__Job__: Transcribe everything in the data word for word. Pictures are left out.

--- --- ---

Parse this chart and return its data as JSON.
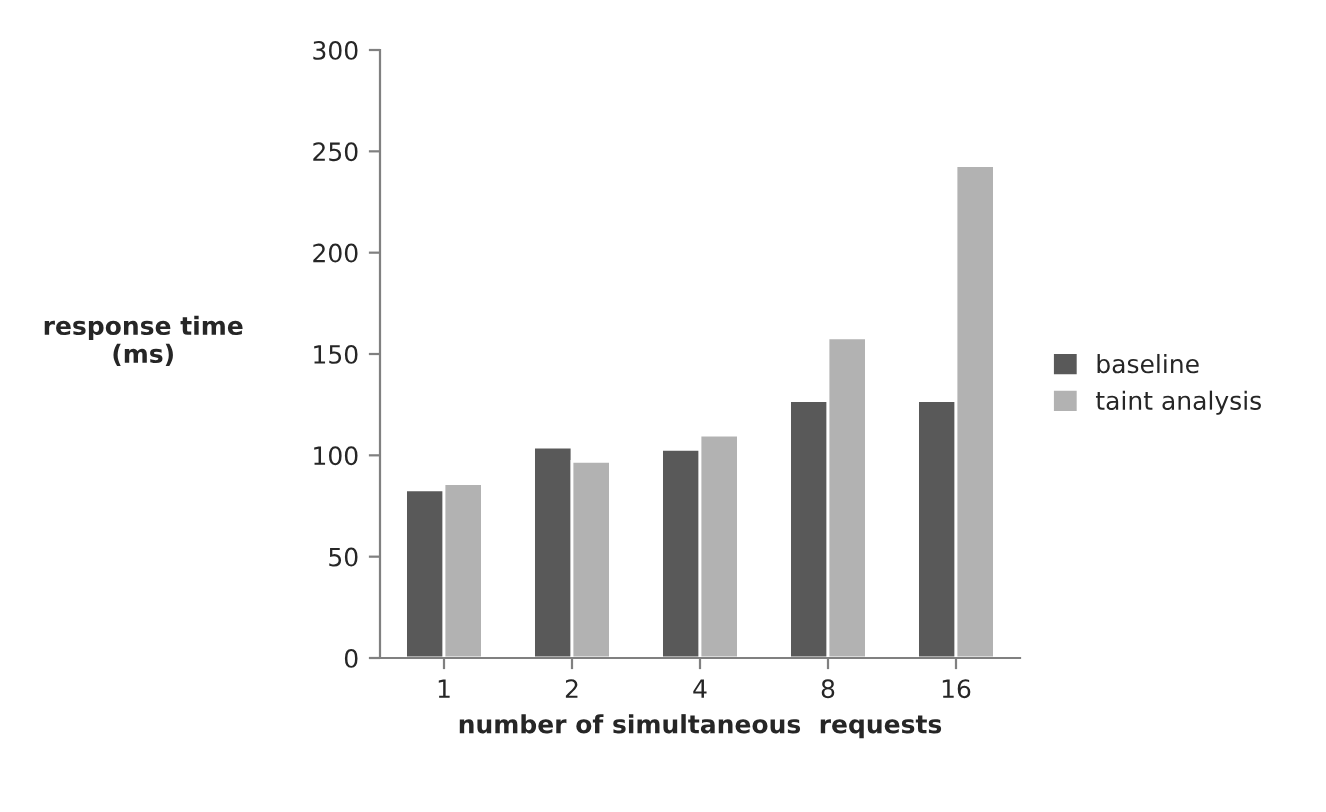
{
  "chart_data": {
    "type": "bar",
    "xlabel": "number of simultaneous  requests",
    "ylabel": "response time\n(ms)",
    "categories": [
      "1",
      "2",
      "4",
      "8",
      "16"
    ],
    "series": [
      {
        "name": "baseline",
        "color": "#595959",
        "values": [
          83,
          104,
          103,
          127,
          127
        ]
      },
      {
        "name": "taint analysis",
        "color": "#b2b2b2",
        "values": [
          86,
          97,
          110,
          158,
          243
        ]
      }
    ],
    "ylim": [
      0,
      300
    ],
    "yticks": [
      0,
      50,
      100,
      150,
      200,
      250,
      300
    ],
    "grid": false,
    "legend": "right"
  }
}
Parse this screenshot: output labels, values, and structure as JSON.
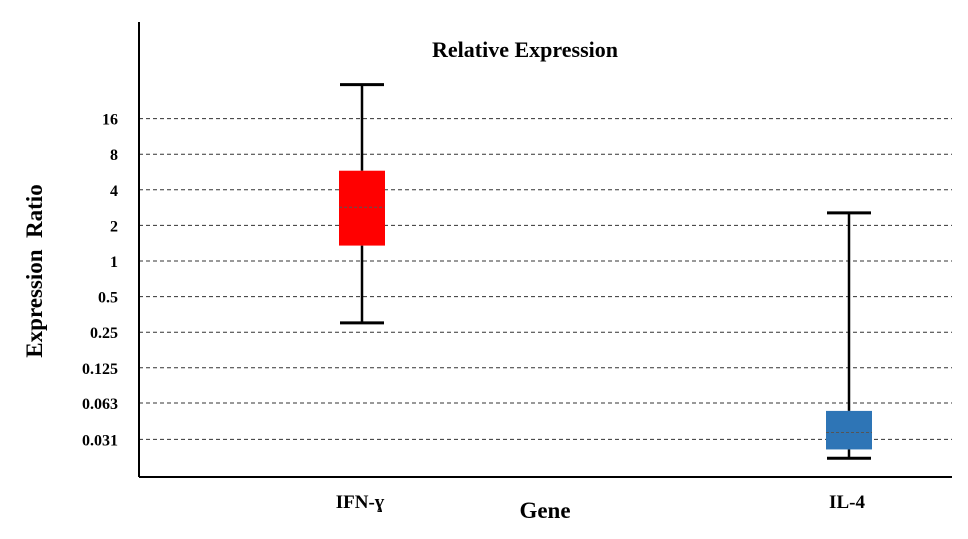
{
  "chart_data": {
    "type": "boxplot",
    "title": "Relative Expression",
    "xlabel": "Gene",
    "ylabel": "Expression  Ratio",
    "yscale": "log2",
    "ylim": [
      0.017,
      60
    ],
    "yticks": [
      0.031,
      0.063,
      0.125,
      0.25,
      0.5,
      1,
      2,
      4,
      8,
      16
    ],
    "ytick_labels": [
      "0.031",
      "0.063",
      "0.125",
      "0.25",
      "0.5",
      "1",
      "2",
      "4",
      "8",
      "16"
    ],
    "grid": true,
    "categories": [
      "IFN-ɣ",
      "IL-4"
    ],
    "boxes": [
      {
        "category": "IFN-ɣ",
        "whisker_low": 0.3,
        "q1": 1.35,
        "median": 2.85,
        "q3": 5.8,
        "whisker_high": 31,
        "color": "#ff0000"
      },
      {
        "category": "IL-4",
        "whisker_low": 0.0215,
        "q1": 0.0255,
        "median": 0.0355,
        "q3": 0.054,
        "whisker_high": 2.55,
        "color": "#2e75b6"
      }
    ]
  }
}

--- --- ---

__Reply to the exercise__:
Parse this chart and return its data as JSON.
{
  "chart_data": {
    "type": "bar",
    "xlabel": "number of simultaneous  requests",
    "ylabel": "response time\n(ms)",
    "categories": [
      "1",
      "2",
      "4",
      "8",
      "16"
    ],
    "series": [
      {
        "name": "baseline",
        "color": "#595959",
        "values": [
          83,
          104,
          103,
          127,
          127
        ]
      },
      {
        "name": "taint analysis",
        "color": "#b2b2b2",
        "values": [
          86,
          97,
          110,
          158,
          243
        ]
      }
    ],
    "ylim": [
      0,
      300
    ],
    "yticks": [
      0,
      50,
      100,
      150,
      200,
      250,
      300
    ],
    "grid": false,
    "legend": "right"
  }
}
Parse this screenshot: output labels, values, and structure as JSON.
{
  "chart_data": {
    "type": "boxplot",
    "title": "Relative Expression",
    "xlabel": "Gene",
    "ylabel": "Expression  Ratio",
    "yscale": "log2",
    "ylim": [
      0.017,
      60
    ],
    "yticks": [
      0.031,
      0.063,
      0.125,
      0.25,
      0.5,
      1,
      2,
      4,
      8,
      16
    ],
    "ytick_labels": [
      "0.031",
      "0.063",
      "0.125",
      "0.25",
      "0.5",
      "1",
      "2",
      "4",
      "8",
      "16"
    ],
    "grid": true,
    "categories": [
      "IFN-ɣ",
      "IL-4"
    ],
    "boxes": [
      {
        "category": "IFN-ɣ",
        "whisker_low": 0.3,
        "q1": 1.35,
        "median": 2.85,
        "q3": 5.8,
        "whisker_high": 31,
        "color": "#ff0000"
      },
      {
        "category": "IL-4",
        "whisker_low": 0.0215,
        "q1": 0.0255,
        "median": 0.0355,
        "q3": 0.054,
        "whisker_high": 2.55,
        "color": "#2e75b6"
      }
    ]
  }
}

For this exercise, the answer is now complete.